* _Task details_:
Starting at the line that contains "submenu-xet-duyet[interactable]: Xét duyệt" and stopping after the line that contains "panel-toggle-handle[interactable]: ‹ —", render those lines as a JSON list of strings, one string per line, leaving out any blank lines.

* _Data supplied_:

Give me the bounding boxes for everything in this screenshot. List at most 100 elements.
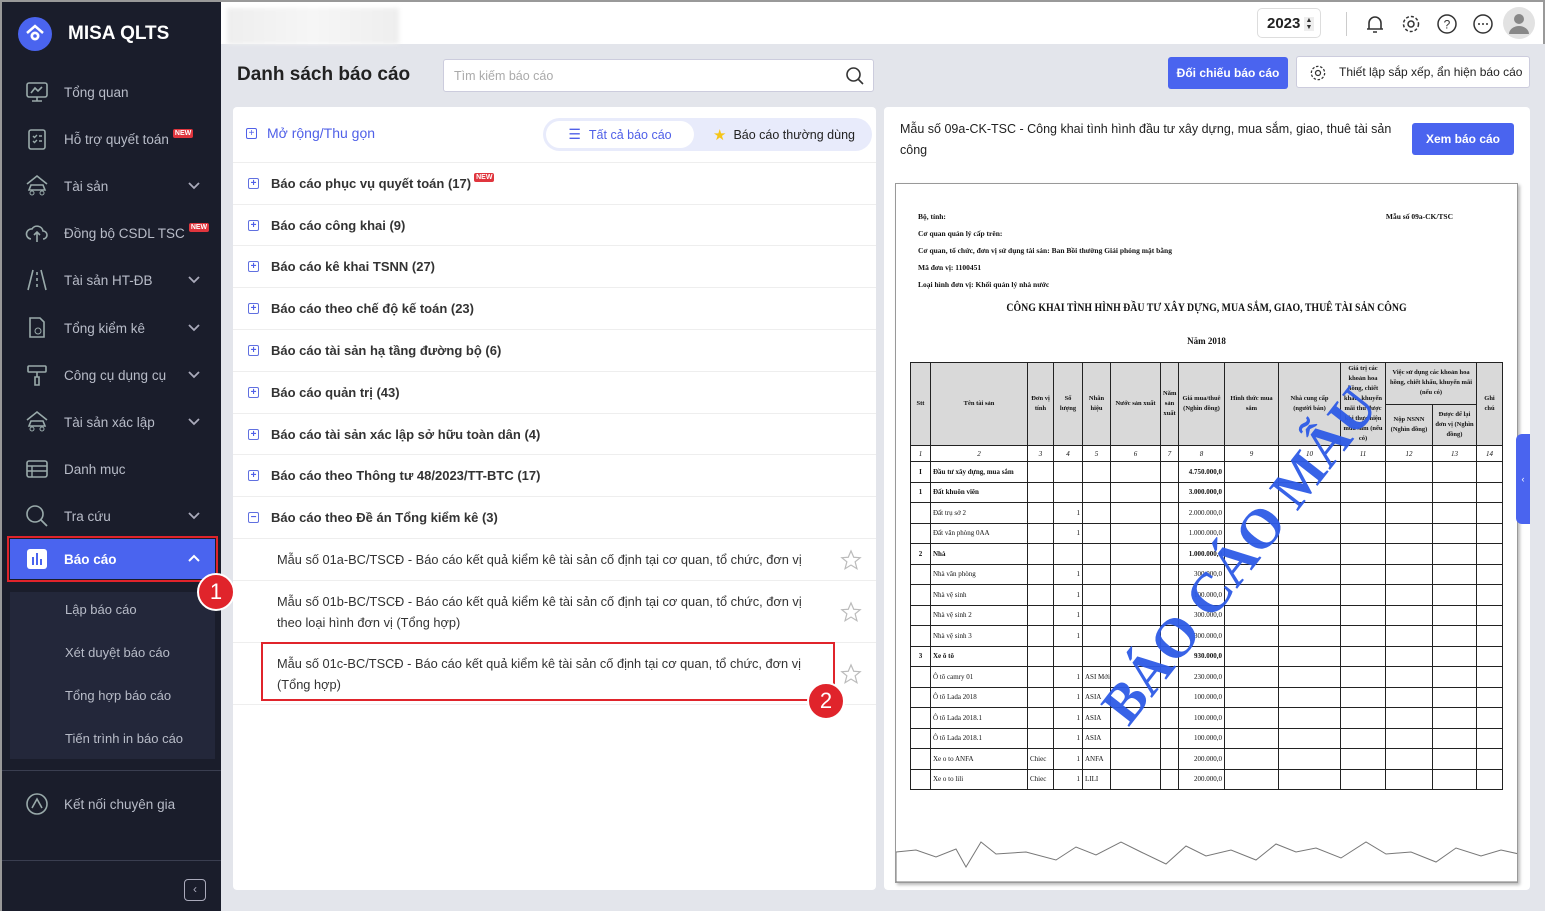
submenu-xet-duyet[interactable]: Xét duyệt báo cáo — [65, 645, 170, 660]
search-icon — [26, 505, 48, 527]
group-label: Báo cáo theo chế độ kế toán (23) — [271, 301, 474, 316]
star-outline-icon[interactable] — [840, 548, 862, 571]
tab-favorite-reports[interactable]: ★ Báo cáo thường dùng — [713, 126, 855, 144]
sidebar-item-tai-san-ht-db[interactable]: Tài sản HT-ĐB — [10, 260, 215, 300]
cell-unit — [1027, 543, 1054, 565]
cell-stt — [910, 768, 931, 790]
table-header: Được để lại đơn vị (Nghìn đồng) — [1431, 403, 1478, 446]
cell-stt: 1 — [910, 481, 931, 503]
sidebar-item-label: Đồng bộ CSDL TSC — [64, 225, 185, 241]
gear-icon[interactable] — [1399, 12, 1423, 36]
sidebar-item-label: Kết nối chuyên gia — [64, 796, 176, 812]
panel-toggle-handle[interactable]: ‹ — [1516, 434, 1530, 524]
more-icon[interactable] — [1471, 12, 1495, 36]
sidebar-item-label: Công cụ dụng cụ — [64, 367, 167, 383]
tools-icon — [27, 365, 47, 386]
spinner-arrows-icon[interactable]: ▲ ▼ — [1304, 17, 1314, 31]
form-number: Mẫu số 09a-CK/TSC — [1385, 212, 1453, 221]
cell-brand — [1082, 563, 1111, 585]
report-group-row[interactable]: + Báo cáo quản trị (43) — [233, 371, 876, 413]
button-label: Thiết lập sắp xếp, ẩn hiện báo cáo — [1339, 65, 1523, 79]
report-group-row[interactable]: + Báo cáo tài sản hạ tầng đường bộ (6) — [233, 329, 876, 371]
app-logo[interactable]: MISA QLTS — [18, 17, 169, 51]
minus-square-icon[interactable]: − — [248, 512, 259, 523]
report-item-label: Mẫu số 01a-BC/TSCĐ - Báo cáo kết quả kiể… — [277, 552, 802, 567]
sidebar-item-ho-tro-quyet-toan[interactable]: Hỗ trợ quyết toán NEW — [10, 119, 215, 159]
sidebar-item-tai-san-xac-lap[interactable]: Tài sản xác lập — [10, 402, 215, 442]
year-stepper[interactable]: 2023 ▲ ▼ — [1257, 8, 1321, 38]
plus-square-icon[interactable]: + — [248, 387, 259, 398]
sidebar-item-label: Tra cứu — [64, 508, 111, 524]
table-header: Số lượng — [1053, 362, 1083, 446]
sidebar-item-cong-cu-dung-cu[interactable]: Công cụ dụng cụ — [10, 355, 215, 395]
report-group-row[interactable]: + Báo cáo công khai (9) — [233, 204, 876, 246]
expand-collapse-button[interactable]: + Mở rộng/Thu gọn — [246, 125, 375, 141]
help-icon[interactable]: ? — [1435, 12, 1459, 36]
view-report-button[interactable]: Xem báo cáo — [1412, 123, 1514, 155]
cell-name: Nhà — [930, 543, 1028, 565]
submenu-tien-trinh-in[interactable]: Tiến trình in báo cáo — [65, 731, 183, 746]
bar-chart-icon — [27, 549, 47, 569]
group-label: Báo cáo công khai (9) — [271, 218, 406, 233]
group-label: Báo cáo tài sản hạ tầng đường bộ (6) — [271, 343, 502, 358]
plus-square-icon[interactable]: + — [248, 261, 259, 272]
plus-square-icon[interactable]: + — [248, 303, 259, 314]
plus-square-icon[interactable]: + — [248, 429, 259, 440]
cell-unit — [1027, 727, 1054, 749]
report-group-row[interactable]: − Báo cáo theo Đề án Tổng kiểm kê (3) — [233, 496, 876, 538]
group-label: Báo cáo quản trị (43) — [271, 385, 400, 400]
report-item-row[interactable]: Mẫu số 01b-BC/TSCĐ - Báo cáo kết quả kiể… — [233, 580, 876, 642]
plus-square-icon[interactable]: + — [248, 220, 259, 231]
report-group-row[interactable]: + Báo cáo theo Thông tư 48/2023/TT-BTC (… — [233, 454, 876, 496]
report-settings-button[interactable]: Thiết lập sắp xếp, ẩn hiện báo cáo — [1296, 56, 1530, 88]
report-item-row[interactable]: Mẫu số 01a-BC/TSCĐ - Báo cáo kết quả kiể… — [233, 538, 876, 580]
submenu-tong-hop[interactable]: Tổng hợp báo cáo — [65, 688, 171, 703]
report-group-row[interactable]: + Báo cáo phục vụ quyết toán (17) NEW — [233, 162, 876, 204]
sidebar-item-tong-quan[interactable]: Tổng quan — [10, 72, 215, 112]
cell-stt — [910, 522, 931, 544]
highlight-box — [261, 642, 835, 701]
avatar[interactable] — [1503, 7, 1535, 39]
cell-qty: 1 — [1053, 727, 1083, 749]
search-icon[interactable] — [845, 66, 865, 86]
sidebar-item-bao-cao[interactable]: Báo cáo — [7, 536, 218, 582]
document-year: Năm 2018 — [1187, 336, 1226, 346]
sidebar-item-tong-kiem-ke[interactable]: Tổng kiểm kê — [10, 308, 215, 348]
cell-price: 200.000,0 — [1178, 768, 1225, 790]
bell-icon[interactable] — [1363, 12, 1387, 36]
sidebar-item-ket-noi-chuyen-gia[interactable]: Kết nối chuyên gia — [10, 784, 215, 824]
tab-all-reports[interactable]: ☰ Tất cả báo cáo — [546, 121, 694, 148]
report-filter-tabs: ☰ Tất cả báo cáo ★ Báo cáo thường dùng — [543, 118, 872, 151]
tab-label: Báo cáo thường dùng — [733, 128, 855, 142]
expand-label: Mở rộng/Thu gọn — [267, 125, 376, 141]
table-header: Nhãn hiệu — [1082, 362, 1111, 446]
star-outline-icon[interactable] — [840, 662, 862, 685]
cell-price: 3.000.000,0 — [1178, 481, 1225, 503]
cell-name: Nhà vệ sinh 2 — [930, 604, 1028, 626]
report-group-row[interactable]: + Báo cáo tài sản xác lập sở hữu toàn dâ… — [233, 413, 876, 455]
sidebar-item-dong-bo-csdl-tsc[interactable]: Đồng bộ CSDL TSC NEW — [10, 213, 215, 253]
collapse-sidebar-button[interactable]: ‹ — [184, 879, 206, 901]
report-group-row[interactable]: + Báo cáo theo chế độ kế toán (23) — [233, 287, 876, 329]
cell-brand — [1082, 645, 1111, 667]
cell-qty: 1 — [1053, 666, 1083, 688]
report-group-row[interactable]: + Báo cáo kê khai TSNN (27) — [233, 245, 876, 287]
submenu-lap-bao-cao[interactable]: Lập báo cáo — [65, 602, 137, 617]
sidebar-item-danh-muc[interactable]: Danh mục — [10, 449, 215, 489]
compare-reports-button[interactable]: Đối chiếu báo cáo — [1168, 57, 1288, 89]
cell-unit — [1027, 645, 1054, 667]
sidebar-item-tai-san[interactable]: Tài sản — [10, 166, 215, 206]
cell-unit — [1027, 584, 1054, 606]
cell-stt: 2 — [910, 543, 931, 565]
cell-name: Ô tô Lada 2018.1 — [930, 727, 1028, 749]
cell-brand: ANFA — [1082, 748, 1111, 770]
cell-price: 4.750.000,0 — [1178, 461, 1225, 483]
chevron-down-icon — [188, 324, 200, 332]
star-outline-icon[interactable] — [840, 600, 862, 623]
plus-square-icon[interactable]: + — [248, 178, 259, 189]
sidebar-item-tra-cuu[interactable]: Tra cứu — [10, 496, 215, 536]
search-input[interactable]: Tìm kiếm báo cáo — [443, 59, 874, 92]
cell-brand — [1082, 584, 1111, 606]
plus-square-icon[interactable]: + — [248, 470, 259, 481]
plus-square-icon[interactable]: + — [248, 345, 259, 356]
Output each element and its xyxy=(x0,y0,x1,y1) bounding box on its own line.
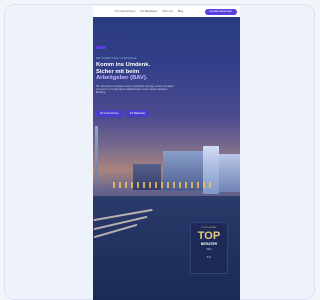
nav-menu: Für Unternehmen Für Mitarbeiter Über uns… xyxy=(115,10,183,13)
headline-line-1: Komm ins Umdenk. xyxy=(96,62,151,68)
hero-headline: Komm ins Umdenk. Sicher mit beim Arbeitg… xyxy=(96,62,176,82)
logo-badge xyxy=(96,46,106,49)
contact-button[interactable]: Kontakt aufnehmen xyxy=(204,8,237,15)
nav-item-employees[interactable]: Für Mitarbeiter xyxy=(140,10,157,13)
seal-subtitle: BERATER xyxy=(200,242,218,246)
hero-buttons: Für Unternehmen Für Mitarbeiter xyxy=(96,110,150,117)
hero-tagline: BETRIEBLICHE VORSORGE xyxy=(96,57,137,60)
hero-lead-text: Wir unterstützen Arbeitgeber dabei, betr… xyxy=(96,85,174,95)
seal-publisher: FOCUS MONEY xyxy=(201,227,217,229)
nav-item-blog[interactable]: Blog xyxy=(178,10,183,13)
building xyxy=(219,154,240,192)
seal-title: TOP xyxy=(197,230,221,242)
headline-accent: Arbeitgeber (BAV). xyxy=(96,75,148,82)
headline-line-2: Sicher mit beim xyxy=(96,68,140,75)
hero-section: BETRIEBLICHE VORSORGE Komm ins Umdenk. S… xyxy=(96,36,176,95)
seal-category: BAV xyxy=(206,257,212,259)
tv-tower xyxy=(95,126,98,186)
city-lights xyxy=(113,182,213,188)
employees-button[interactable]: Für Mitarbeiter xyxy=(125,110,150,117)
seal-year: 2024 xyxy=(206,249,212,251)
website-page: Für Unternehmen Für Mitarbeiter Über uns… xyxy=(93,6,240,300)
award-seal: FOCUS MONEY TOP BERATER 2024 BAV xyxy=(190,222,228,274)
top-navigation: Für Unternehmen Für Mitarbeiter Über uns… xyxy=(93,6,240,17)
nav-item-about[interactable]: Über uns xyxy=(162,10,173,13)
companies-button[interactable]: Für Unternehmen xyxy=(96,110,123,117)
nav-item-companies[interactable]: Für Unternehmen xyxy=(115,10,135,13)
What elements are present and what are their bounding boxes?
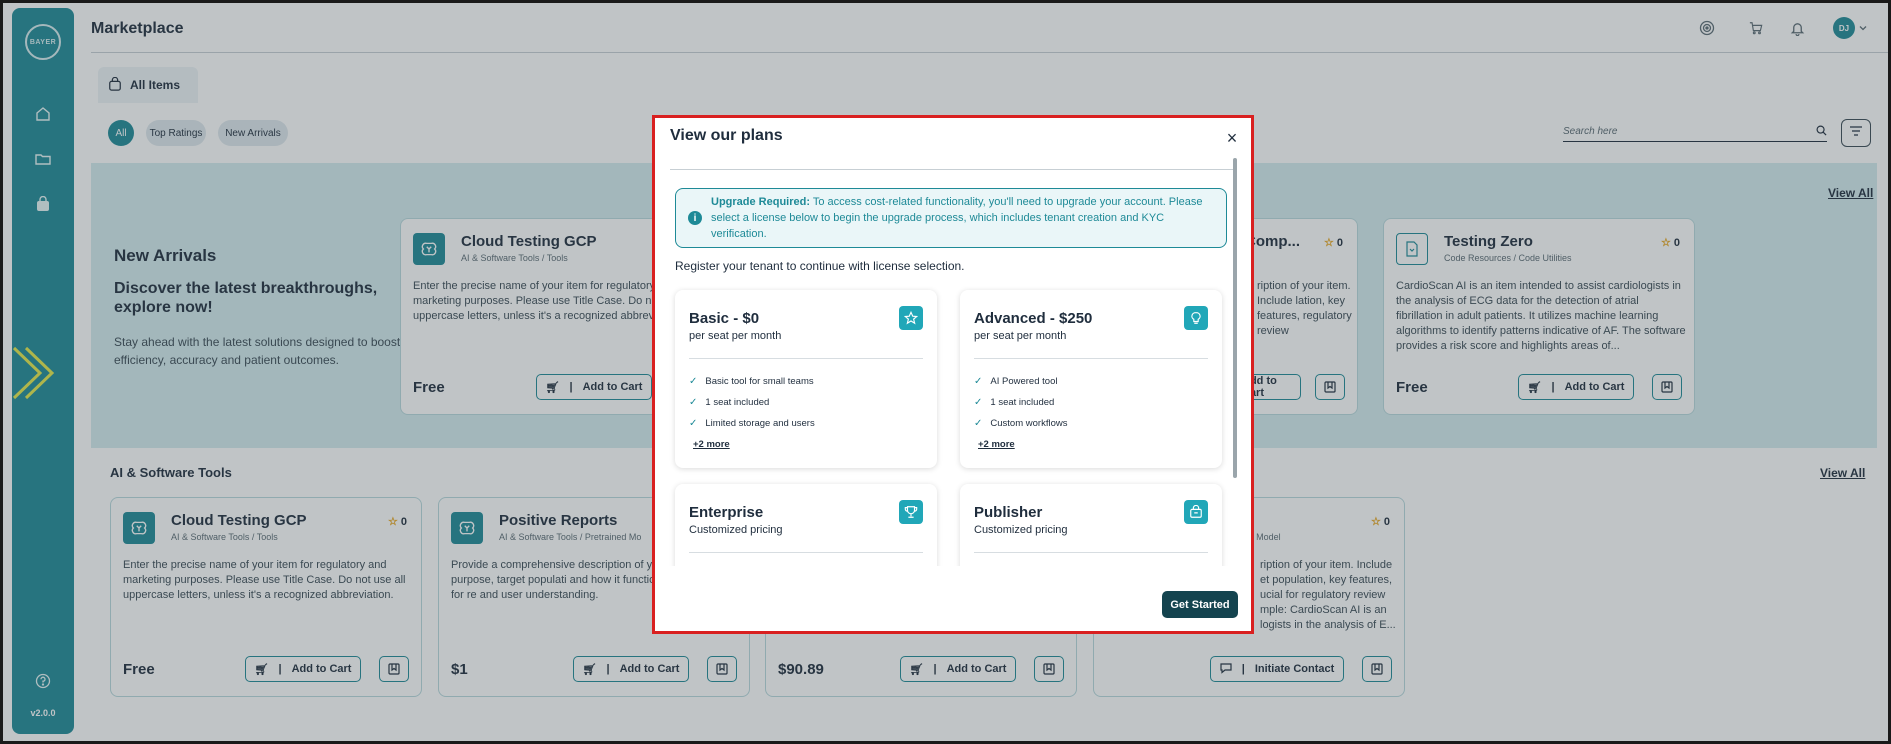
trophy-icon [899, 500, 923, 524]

* _Result of the task_:
[
  "submenu-xet-duyet[interactable]: Xét duyệt báo cáo — [65, 645, 170, 660]",
  "search-icon — [26, 505, 48, 527]",
  "group-label: Báo cáo theo chế độ kế toán (23) — [271, 301, 474, 316]",
  "star-outline-icon[interactable] — [840, 548, 862, 571]",
  "tab-favorite-reports[interactable]: ★ Báo cáo thường dùng — [713, 126, 855, 144]",
  "sidebar-item-tai-san-ht-db[interactable]: Tài sản HT-ĐB — [10, 260, 215, 300]",
  "cell-unit — [1027, 543, 1054, 565]",
  "cell-stt — [910, 768, 931, 790]",
  "table-header: Được để lại đơn vị (Nghìn đồng) — [1431, 403, 1478, 446]",
  "cell-stt: 1 — [910, 481, 931, 503]",
  "sidebar-item-label: Đồng bộ CSDL TSC — [64, 225, 185, 241]",
  "gear-icon[interactable] — [1399, 12, 1423, 36]",
  "sidebar-item-label: Kết nối chuyên gia — [64, 796, 176, 812]",
  "panel-toggle-handle[interactable]: ‹ — [1516, 434, 1530, 524]"
]